### GIVEN INSTRUCTION
Can you swap every "View Tickets" in the material below for "Open Tickets" and leave everything else unchanged?

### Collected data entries
(begin)
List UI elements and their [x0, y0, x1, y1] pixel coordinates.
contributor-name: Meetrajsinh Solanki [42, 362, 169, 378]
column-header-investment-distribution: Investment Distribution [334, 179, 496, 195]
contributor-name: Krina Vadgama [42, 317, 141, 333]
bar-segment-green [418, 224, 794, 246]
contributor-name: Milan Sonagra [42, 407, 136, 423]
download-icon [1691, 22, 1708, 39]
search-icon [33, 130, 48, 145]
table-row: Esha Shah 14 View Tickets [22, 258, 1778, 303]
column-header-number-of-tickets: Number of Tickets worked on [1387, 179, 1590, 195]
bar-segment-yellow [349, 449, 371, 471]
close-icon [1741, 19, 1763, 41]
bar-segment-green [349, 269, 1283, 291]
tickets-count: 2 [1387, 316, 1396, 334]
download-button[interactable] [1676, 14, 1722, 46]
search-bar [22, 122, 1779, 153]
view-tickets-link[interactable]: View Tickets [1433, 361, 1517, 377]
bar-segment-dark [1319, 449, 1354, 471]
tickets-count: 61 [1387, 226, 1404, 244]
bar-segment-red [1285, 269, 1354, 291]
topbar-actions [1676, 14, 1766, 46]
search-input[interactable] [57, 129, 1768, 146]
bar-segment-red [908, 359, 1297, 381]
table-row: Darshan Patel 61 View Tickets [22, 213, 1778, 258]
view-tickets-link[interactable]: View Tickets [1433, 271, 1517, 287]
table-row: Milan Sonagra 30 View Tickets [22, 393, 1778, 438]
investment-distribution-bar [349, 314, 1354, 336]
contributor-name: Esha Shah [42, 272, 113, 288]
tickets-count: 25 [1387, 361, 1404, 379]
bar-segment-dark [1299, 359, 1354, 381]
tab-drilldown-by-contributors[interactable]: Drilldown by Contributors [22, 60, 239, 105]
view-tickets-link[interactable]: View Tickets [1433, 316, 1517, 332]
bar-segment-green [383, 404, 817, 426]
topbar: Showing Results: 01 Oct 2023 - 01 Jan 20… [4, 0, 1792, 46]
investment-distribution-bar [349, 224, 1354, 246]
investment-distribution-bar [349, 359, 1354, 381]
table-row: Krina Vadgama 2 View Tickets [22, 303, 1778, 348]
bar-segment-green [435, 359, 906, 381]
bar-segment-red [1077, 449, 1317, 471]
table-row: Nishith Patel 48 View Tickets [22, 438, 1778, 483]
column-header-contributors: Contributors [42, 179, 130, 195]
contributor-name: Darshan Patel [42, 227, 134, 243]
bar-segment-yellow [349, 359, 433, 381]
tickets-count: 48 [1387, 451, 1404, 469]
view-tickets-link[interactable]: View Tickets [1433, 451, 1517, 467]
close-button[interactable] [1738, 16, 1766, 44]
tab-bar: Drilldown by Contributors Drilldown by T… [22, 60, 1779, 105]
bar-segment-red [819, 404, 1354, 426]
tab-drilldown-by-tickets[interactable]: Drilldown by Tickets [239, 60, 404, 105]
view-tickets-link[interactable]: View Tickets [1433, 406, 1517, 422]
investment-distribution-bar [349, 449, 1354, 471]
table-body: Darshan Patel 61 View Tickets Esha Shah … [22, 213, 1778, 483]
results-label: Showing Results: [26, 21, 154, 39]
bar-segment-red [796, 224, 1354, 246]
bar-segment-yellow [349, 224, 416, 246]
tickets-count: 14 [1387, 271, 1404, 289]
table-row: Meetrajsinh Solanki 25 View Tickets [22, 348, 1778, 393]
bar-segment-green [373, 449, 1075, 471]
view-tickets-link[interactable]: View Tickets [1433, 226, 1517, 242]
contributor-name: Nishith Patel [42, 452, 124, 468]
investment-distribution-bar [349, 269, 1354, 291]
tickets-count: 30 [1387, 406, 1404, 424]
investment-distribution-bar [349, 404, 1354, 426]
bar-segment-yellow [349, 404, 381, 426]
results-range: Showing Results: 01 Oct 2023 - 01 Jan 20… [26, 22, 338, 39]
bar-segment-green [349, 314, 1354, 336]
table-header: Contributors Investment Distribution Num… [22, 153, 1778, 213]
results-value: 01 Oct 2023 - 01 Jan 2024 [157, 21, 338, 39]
(end)
### WRITTEN SOLUTION
List UI elements and their [x0, y0, x1, y1] pixel coordinates.
contributor-name: Meetrajsinh Solanki [42, 362, 169, 378]
column-header-investment-distribution: Investment Distribution [334, 179, 496, 195]
contributor-name: Krina Vadgama [42, 317, 141, 333]
bar-segment-green [418, 224, 794, 246]
contributor-name: Milan Sonagra [42, 407, 136, 423]
download-icon [1691, 22, 1708, 39]
search-icon [33, 130, 48, 145]
table-row: Esha Shah 14 Open Tickets [22, 258, 1778, 303]
column-header-number-of-tickets: Number of Tickets worked on [1387, 179, 1590, 195]
bar-segment-yellow [349, 449, 371, 471]
close-icon [1741, 19, 1763, 41]
bar-segment-green [349, 269, 1283, 291]
tickets-count: 2 [1387, 316, 1396, 334]
download-button[interactable] [1676, 14, 1722, 46]
search-bar [22, 122, 1779, 153]
view-tickets-link[interactable]: Open Tickets [1433, 361, 1517, 377]
bar-segment-dark [1319, 449, 1354, 471]
tickets-count: 61 [1387, 226, 1404, 244]
bar-segment-red [1285, 269, 1354, 291]
topbar-actions [1676, 14, 1766, 46]
search-input[interactable] [57, 129, 1768, 146]
bar-segment-red [908, 359, 1297, 381]
table-row: Darshan Patel 61 Open Tickets [22, 213, 1778, 258]
view-tickets-link[interactable]: Open Tickets [1433, 271, 1517, 287]
table-row: Milan Sonagra 30 Open Tickets [22, 393, 1778, 438]
investment-distribution-bar [349, 314, 1354, 336]
contributor-name: Esha Shah [42, 272, 113, 288]
tickets-count: 25 [1387, 361, 1404, 379]
bar-segment-dark [1299, 359, 1354, 381]
tab-drilldown-by-contributors[interactable]: Drilldown by Contributors [22, 60, 239, 105]
view-tickets-link[interactable]: Open Tickets [1433, 316, 1517, 332]
bar-segment-green [383, 404, 817, 426]
topbar: Showing Results: 01 Oct 2023 - 01 Jan 20… [4, 0, 1792, 46]
investment-distribution-bar [349, 224, 1354, 246]
investment-distribution-bar [349, 359, 1354, 381]
table-row: Krina Vadgama 2 Open Tickets [22, 303, 1778, 348]
bar-segment-green [435, 359, 906, 381]
bar-segment-red [1077, 449, 1317, 471]
table-row: Nishith Patel 48 Open Tickets [22, 438, 1778, 483]
column-header-contributors: Contributors [42, 179, 130, 195]
contributor-name: Darshan Patel [42, 227, 134, 243]
bar-segment-yellow [349, 359, 433, 381]
tickets-count: 48 [1387, 451, 1404, 469]
view-tickets-link[interactable]: Open Tickets [1433, 451, 1517, 467]
close-button[interactable] [1738, 16, 1766, 44]
tab-bar: Drilldown by Contributors Drilldown by T… [22, 60, 1779, 105]
bar-segment-red [819, 404, 1354, 426]
tab-drilldown-by-tickets[interactable]: Drilldown by Tickets [239, 60, 404, 105]
view-tickets-link[interactable]: Open Tickets [1433, 406, 1517, 422]
investment-distribution-bar [349, 449, 1354, 471]
table-body: Darshan Patel 61 Open Tickets Esha Shah … [22, 213, 1778, 483]
results-label: Showing Results: [26, 21, 154, 39]
bar-segment-red [796, 224, 1354, 246]
bar-segment-yellow [349, 224, 416, 246]
tickets-count: 14 [1387, 271, 1404, 289]
table-row: Meetrajsinh Solanki 25 Open Tickets [22, 348, 1778, 393]
bar-segment-green [373, 449, 1075, 471]
view-tickets-link[interactable]: Open Tickets [1433, 226, 1517, 242]
contributor-name: Nishith Patel [42, 452, 124, 468]
investment-distribution-bar [349, 269, 1354, 291]
tickets-count: 30 [1387, 406, 1404, 424]
investment-distribution-bar [349, 404, 1354, 426]
bar-segment-yellow [349, 404, 381, 426]
results-range: Showing Results: 01 Oct 2023 - 01 Jan 20… [26, 22, 338, 39]
bar-segment-green [349, 314, 1354, 336]
table-header: Contributors Investment Distribution Num… [22, 153, 1778, 213]
results-value: 01 Oct 2023 - 01 Jan 2024 [157, 21, 338, 39]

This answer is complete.